_Information provided_
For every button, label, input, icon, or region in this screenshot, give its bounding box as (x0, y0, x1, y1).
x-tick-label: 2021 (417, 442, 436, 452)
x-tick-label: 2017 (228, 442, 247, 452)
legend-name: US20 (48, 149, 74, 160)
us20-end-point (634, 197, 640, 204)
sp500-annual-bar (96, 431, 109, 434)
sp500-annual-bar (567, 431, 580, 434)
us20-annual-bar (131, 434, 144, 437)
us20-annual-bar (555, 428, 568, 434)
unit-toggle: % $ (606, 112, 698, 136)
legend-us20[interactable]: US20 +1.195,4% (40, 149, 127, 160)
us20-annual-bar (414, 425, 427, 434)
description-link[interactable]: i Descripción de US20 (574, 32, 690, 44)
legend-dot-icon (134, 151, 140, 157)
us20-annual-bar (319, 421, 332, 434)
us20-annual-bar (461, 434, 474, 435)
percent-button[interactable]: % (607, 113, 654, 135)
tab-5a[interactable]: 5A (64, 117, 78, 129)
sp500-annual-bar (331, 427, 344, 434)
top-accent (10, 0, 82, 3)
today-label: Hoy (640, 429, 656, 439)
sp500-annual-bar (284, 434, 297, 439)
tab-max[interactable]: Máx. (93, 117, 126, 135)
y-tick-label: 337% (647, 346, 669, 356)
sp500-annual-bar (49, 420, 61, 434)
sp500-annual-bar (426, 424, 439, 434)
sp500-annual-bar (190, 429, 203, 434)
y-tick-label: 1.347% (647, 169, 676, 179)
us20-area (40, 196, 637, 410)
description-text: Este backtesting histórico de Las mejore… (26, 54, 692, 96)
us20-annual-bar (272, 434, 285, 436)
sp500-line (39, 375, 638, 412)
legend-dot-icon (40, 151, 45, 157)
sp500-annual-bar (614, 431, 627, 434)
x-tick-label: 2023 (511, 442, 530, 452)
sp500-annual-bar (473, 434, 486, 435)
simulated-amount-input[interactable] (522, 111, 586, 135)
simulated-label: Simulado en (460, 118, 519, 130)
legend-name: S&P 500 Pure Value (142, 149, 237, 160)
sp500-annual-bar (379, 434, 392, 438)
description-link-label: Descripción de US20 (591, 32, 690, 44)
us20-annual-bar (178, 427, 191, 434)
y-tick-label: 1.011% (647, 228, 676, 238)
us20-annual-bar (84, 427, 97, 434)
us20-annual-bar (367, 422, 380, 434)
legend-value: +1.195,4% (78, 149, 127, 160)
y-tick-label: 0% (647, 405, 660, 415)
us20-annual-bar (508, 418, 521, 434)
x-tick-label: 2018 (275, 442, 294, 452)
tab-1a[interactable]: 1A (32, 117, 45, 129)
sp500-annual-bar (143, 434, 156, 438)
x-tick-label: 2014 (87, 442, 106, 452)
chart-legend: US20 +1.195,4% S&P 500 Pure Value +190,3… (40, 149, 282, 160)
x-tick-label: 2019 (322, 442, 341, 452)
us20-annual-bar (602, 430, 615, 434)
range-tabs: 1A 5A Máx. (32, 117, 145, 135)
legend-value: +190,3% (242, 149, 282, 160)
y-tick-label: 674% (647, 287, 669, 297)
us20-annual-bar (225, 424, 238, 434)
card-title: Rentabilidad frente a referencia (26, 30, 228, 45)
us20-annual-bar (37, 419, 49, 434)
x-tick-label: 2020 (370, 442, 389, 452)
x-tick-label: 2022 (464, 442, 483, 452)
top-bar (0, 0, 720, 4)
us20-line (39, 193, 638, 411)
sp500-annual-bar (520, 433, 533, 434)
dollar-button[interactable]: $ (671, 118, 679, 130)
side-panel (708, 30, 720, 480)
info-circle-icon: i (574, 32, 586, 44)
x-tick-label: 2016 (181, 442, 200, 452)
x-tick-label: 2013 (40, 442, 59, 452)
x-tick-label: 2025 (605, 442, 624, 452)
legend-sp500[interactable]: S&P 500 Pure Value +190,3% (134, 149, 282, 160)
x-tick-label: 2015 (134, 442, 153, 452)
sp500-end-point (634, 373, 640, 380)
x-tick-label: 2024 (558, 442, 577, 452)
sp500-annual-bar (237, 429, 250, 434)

_Required work_
Convert every line of the rows above into a JSON list of strings, with one string per line and no blank lines.

_Answer to the problem_
[
  "For every button, label, input, icon, or region in this screenshot, give its bounding box as (x0, y0, x1, y1).",
  "x-tick-label: 2021 (417, 442, 436, 452)",
  "x-tick-label: 2017 (228, 442, 247, 452)",
  "legend-name: US20 (48, 149, 74, 160)",
  "us20-end-point (634, 197, 640, 204)",
  "sp500-annual-bar (96, 431, 109, 434)",
  "sp500-annual-bar (567, 431, 580, 434)",
  "us20-annual-bar (131, 434, 144, 437)",
  "us20-annual-bar (555, 428, 568, 434)",
  "unit-toggle: % $ (606, 112, 698, 136)",
  "legend-us20[interactable]: US20 +1.195,4% (40, 149, 127, 160)",
  "us20-annual-bar (414, 425, 427, 434)",
  "description-link[interactable]: i Descripción de US20 (574, 32, 690, 44)",
  "legend-dot-icon (134, 151, 140, 157)",
  "us20-annual-bar (319, 421, 332, 434)",
  "us20-annual-bar (461, 434, 474, 435)",
  "percent-button[interactable]: % (607, 113, 654, 135)",
  "tab-5a[interactable]: 5A (64, 117, 78, 129)",
  "sp500-annual-bar (331, 427, 344, 434)",
  "top-accent (10, 0, 82, 3)",
  "today-label: Hoy (640, 429, 656, 439)",
  "sp500-annual-bar (284, 434, 297, 439)",
  "tab-max[interactable]: Máx. (93, 117, 126, 135)",
  "y-tick-label: 337% (647, 346, 669, 356)",
  "sp500-annual-bar (49, 420, 61, 434)",
  "sp500-annual-bar (426, 424, 439, 434)",
  "sp500-annual-bar (190, 429, 203, 434)",
  "y-tick-label: 1.347% (647, 169, 676, 179)",
  "us20-area (40, 196, 637, 410)",
  "description-text: Este backtesting histórico de Las mejore… (26, 54, 692, 96)",
  "us20-annual-bar (272, 434, 285, 436)",
  "sp500-line (39, 375, 638, 412)",
  "legend-dot-icon (40, 151, 45, 157)",
  "sp500-annual-bar (614, 431, 627, 434)",
  "x-tick-label: 2023 (511, 442, 530, 452)",
  "sp500-annual-bar (473, 434, 486, 435)",
  "simulated-amount-input[interactable] (522, 111, 586, 135)",
  "simulated-label: Simulado en (460, 118, 519, 130)",
  "legend-name: S&P 500 Pure Value (142, 149, 237, 160)",
  "sp500-annual-bar (379, 434, 392, 438)",
  "description-link-label: Descripción de US20 (591, 32, 690, 44)",
  "us20-annual-bar (178, 427, 191, 434)",
  "y-tick-label: 1.011% (647, 228, 676, 238)",
  "us20-annual-bar (84, 427, 97, 434)",
  "us20-annual-bar (367, 422, 380, 434)",
  "legend-value: +1.195,4% (78, 149, 127, 160)",
  "y-tick-label: 0% (647, 405, 660, 415)",
  "us20-annual-bar (508, 418, 521, 434)",
  "x-tick-label: 2018 (275, 442, 294, 452)",
  "tab-1a[interactable]: 1A (32, 117, 45, 129)",
  "sp500-annual-bar (143, 434, 156, 438)",
  "x-tick-label: 2014 (87, 442, 106, 452)",
  "chart-legend: US20 +1.195,4% S&P 500 Pure Value +190,3… (40, 149, 282, 160)",
  "x-tick-label: 2019 (322, 442, 341, 452)",
  "us20-annual-bar (602, 430, 615, 434)",
  "range-tabs: 1A 5A Máx. (32, 117, 145, 135)",
  "legend-value: +190,3% (242, 149, 282, 160)",
  "y-tick-label: 674% (647, 287, 669, 297)",
  "us20-annual-bar (225, 424, 238, 434)",
  "card-title: Rentabilidad frente a referencia (26, 30, 228, 45)",
  "us20-annual-bar (37, 419, 49, 434)",
  "x-tick-label: 2020 (370, 442, 389, 452)",
  "x-tick-label: 2022 (464, 442, 483, 452)",
  "top-bar (0, 0, 720, 4)",
  "us20-line (39, 193, 638, 411)",
  "sp500-annual-bar (520, 433, 533, 434)",
  "dollar-button[interactable]: $ (671, 118, 679, 130)",
  "side-panel (708, 30, 720, 480)",
  "info-circle-icon: i (574, 32, 586, 44)",
  "x-tick-label: 2016 (181, 442, 200, 452)",
  "x-tick-label: 2013 (40, 442, 59, 452)",
  "x-tick-label: 2025 (605, 442, 624, 452)",
  "legend-sp500[interactable]: S&P 500 Pure Value +190,3% (134, 149, 282, 160)",
  "x-tick-label: 2015 (134, 442, 153, 452)",
  "sp500-end-point (634, 373, 640, 380)",
  "x-tick-label: 2024 (558, 442, 577, 452)",
  "sp500-annual-bar (237, 429, 250, 434)"
]